▸ **Given instruction**
What is needed here is an exact copy of every entry.

▸ **Data entries for graphics**
▬▬▬▬▬▬▬▬▬▬

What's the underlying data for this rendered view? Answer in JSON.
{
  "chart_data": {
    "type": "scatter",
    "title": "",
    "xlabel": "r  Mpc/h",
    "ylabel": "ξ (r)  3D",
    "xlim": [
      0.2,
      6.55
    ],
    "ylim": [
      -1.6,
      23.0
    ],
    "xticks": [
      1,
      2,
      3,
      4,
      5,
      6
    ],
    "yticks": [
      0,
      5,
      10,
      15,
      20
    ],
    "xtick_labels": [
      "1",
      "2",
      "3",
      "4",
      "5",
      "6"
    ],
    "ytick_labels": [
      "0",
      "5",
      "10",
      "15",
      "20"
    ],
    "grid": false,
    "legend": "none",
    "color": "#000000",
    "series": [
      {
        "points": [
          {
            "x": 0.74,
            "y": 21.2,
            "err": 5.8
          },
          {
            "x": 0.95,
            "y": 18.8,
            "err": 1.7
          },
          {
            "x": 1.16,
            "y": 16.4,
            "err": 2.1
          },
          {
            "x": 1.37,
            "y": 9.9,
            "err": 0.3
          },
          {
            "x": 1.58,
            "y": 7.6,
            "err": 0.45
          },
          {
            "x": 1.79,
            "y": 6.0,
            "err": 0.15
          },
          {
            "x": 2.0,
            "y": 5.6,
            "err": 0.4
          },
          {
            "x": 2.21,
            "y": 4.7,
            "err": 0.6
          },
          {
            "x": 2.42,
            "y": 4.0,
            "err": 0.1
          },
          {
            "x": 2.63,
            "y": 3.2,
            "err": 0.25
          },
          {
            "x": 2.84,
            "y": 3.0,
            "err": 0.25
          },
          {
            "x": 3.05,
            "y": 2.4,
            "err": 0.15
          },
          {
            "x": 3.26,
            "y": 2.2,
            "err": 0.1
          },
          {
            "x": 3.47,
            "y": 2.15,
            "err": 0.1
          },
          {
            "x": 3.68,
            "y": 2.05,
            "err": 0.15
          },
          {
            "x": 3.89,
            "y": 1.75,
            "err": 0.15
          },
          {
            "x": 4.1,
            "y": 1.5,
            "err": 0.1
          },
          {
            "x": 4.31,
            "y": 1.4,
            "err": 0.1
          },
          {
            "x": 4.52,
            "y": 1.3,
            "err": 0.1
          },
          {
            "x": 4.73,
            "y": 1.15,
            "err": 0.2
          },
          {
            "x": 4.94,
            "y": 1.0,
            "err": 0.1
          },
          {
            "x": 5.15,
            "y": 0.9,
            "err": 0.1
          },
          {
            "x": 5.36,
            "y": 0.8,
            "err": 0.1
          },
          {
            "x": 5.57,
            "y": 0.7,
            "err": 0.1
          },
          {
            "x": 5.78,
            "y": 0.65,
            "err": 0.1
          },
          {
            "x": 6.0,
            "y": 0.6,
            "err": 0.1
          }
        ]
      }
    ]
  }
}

▬▬▬▬▬▬▬▬▬▬

▸ **Written answer**
What's the underlying data for this rendered view? Answer in JSON.
{
  "chart_data": {
    "type": "scatter",
    "title": "",
    "xlabel": "r  Mpc/h",
    "ylabel": "ξ (r)  3D",
    "xlim": [
      0.2,
      6.55
    ],
    "ylim": [
      -1.6,
      23.0
    ],
    "xticks": [
      1,
      2,
      3,
      4,
      5,
      6
    ],
    "yticks": [
      0,
      5,
      10,
      15,
      20
    ],
    "xtick_labels": [
      "1",
      "2",
      "3",
      "4",
      "5",
      "6"
    ],
    "ytick_labels": [
      "0",
      "5",
      "10",
      "15",
      "20"
    ],
    "grid": false,
    "legend": "none",
    "color": "#000000",
    "series": [
      {
        "points": [
          {
            "x": 0.74,
            "y": 21.2,
            "err": 5.8
          },
          {
            "x": 0.95,
            "y": 18.8,
            "err": 1.7
          },
          {
            "x": 1.16,
            "y": 16.4,
            "err": 2.1
          },
          {
            "x": 1.37,
            "y": 9.9,
            "err": 0.3
          },
          {
            "x": 1.58,
            "y": 7.6,
            "err": 0.45
          },
          {
            "x": 1.79,
            "y": 6.0,
            "err": 0.15
          },
          {
            "x": 2.0,
            "y": 5.6,
            "err": 0.4
          },
          {
            "x": 2.21,
            "y": 4.7,
            "err": 0.6
          },
          {
            "x": 2.42,
            "y": 4.0,
            "err": 0.1
          },
          {
            "x": 2.63,
            "y": 3.2,
            "err": 0.25
          },
          {
            "x": 2.84,
            "y": 3.0,
            "err": 0.25
          },
          {
            "x": 3.05,
            "y": 2.4,
            "err": 0.15
          },
          {
            "x": 3.26,
            "y": 2.2,
            "err": 0.1
          },
          {
            "x": 3.47,
            "y": 2.15,
            "err": 0.1
          },
          {
            "x": 3.68,
            "y": 2.05,
            "err": 0.15
          },
          {
            "x": 3.89,
            "y": 1.75,
            "err": 0.15
          },
          {
            "x": 4.1,
            "y": 1.5,
            "err": 0.1
          },
          {
            "x": 4.31,
            "y": 1.4,
            "err": 0.1
          },
          {
            "x": 4.52,
            "y": 1.3,
            "err": 0.1
          },
          {
            "x": 4.73,
            "y": 1.15,
            "err": 0.2
          },
          {
            "x": 4.94,
            "y": 1.0,
            "err": 0.1
          },
          {
            "x": 5.15,
            "y": 0.9,
            "err": 0.1
          },
          {
            "x": 5.36,
            "y": 0.8,
            "err": 0.1
          },
          {
            "x": 5.57,
            "y": 0.7,
            "err": 0.1
          },
          {
            "x": 5.78,
            "y": 0.65,
            "err": 0.1
          },
          {
            "x": 6.0,
            "y": 0.6,
            "err": 0.1
          }
        ]
      }
    ]
  }
}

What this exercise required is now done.